■ Lines of data:
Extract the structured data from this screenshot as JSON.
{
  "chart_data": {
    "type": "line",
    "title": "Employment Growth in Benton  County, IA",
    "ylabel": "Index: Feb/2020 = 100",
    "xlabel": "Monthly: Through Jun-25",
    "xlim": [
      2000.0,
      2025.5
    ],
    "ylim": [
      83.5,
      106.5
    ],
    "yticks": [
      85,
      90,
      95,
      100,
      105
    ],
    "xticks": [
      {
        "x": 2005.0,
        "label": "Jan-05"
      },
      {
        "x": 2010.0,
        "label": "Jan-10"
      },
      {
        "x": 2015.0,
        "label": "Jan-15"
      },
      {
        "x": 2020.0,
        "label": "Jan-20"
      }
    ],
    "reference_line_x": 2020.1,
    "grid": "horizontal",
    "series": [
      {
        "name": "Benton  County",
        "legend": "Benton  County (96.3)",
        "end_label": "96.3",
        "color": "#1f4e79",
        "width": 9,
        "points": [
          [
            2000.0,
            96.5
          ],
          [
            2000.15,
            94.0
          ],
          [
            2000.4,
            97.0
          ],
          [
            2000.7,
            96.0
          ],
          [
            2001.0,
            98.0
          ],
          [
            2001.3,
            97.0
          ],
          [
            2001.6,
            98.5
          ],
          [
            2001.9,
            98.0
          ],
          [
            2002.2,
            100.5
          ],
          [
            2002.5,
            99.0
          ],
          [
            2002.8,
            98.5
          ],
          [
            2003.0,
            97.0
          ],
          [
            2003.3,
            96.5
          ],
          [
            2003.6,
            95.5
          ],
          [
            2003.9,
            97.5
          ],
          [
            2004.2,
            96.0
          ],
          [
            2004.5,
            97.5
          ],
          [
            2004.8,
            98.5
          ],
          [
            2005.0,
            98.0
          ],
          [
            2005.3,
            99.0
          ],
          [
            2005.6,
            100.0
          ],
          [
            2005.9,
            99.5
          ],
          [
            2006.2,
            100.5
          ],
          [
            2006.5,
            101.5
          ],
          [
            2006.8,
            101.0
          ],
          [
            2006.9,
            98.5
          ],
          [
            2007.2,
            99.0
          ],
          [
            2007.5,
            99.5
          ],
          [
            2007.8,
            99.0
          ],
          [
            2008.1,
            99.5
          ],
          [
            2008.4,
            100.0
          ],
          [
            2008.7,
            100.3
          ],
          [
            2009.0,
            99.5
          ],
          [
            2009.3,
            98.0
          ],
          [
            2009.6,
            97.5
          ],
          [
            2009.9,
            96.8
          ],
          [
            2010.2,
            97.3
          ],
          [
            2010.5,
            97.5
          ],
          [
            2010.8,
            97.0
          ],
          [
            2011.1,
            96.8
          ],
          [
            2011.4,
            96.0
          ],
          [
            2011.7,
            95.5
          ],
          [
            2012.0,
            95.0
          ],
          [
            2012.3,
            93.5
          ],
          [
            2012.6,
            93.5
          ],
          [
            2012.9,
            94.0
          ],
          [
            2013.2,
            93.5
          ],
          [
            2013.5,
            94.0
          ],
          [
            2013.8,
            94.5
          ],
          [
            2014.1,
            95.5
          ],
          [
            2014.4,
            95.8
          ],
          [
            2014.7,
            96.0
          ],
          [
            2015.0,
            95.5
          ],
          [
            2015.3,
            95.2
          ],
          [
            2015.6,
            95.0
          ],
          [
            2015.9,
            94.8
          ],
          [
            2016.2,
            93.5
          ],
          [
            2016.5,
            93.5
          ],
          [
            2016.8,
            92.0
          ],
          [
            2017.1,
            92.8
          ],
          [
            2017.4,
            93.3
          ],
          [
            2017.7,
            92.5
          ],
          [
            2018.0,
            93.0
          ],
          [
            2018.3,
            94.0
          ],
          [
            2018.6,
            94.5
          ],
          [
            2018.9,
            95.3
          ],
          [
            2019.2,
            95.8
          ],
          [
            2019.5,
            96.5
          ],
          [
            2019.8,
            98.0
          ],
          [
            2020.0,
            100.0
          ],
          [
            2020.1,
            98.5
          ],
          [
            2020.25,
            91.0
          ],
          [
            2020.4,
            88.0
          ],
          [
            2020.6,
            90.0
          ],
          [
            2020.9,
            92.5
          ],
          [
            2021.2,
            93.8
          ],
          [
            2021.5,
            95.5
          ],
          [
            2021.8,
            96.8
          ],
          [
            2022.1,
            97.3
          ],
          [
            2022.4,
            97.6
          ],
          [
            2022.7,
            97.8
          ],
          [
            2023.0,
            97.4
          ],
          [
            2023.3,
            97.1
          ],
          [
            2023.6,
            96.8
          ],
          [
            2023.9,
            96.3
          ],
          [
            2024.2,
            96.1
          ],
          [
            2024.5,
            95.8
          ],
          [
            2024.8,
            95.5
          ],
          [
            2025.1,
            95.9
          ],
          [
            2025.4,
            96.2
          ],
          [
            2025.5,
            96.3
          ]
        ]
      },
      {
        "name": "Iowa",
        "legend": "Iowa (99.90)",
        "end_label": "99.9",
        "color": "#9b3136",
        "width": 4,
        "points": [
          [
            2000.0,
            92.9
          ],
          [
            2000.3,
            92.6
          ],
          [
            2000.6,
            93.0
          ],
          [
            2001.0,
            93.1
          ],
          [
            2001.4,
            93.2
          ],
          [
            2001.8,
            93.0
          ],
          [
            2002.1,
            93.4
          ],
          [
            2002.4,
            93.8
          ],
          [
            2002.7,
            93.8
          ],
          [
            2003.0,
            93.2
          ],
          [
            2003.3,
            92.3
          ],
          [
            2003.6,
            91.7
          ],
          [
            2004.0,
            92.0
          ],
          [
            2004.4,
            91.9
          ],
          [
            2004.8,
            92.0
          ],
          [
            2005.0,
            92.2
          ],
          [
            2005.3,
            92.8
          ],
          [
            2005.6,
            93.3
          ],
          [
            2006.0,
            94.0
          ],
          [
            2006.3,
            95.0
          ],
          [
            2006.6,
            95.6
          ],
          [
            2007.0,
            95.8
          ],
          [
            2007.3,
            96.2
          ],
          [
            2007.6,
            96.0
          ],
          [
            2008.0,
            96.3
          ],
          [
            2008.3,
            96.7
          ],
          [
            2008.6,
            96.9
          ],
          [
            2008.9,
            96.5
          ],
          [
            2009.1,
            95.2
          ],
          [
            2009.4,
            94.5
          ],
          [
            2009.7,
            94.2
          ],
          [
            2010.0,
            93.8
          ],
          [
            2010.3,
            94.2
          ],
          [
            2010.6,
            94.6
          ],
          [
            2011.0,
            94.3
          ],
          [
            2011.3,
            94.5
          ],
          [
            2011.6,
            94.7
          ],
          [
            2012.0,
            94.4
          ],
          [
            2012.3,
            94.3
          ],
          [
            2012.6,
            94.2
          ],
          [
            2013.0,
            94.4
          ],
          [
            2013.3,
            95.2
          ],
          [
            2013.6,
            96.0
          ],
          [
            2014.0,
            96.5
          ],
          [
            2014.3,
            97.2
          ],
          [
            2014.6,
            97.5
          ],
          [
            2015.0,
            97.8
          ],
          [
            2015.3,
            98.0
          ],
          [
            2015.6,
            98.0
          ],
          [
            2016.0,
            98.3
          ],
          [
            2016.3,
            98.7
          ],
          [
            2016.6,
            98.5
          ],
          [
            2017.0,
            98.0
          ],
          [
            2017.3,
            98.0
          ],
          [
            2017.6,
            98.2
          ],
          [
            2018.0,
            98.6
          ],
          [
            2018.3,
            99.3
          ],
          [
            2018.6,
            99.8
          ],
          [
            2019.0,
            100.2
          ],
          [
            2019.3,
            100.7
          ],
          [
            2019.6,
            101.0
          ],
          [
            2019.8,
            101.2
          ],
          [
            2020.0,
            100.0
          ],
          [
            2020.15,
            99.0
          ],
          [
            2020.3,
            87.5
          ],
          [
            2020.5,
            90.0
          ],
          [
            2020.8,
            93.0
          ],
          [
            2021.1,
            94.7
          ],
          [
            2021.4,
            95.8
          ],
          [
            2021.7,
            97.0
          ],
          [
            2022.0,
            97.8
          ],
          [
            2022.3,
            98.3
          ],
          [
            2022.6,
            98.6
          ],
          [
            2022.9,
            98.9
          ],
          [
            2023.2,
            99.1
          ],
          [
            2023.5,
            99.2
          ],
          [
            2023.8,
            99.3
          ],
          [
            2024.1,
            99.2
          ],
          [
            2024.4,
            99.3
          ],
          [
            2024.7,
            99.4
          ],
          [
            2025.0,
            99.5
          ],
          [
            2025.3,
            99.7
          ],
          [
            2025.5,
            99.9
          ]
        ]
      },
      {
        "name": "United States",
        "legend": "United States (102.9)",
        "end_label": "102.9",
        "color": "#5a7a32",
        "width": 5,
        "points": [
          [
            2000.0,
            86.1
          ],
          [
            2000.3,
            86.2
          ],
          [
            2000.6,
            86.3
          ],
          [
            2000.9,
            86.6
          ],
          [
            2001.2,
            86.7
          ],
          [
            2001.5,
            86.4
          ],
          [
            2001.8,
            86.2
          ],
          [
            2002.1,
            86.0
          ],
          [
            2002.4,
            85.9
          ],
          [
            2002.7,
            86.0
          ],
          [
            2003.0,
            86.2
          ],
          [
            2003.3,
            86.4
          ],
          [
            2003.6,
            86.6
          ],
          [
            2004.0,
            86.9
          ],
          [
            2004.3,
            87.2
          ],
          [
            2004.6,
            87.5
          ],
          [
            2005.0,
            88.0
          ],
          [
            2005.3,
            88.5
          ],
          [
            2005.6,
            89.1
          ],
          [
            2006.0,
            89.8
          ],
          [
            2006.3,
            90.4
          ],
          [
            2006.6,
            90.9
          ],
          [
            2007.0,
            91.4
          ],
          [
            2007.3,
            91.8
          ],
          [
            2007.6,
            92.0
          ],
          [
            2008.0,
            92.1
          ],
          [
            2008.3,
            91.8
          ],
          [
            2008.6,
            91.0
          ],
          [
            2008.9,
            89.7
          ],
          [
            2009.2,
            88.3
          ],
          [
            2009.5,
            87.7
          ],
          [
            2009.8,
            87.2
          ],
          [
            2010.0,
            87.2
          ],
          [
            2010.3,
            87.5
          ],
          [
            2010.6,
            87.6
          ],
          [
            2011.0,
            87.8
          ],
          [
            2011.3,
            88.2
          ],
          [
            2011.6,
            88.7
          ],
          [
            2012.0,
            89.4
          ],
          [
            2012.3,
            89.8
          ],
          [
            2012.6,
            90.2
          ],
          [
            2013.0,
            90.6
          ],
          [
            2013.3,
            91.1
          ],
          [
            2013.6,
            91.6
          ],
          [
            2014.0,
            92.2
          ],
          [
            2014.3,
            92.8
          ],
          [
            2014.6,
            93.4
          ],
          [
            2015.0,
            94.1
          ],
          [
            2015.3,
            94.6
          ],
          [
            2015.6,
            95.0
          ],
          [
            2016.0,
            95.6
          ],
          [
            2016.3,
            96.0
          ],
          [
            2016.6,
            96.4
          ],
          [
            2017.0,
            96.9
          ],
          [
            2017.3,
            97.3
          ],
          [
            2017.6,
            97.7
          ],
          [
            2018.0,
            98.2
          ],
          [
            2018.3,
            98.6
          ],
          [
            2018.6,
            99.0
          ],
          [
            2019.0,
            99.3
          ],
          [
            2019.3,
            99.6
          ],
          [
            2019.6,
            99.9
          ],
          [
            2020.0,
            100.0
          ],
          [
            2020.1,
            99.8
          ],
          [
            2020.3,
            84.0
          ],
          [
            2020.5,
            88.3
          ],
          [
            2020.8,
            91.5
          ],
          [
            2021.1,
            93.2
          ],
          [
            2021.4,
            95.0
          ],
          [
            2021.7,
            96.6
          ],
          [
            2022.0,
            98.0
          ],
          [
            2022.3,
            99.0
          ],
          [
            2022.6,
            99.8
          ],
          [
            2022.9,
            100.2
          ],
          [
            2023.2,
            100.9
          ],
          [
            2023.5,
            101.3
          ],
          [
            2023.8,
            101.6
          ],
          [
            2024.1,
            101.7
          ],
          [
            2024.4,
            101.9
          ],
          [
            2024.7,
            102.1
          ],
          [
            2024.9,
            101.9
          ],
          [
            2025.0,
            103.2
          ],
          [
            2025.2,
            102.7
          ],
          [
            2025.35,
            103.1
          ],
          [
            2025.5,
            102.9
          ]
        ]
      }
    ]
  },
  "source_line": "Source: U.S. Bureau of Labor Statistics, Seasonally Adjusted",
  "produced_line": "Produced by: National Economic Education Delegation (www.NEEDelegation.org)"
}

■ SHORT TASK: Copy out every line in the listing where the word "County" appears.

■ FULL SOLUTION:
    "title": "Employment Growth in Benton  County, IA",
        "name": "Benton  County",
        "legend": "Benton  County (96.3)",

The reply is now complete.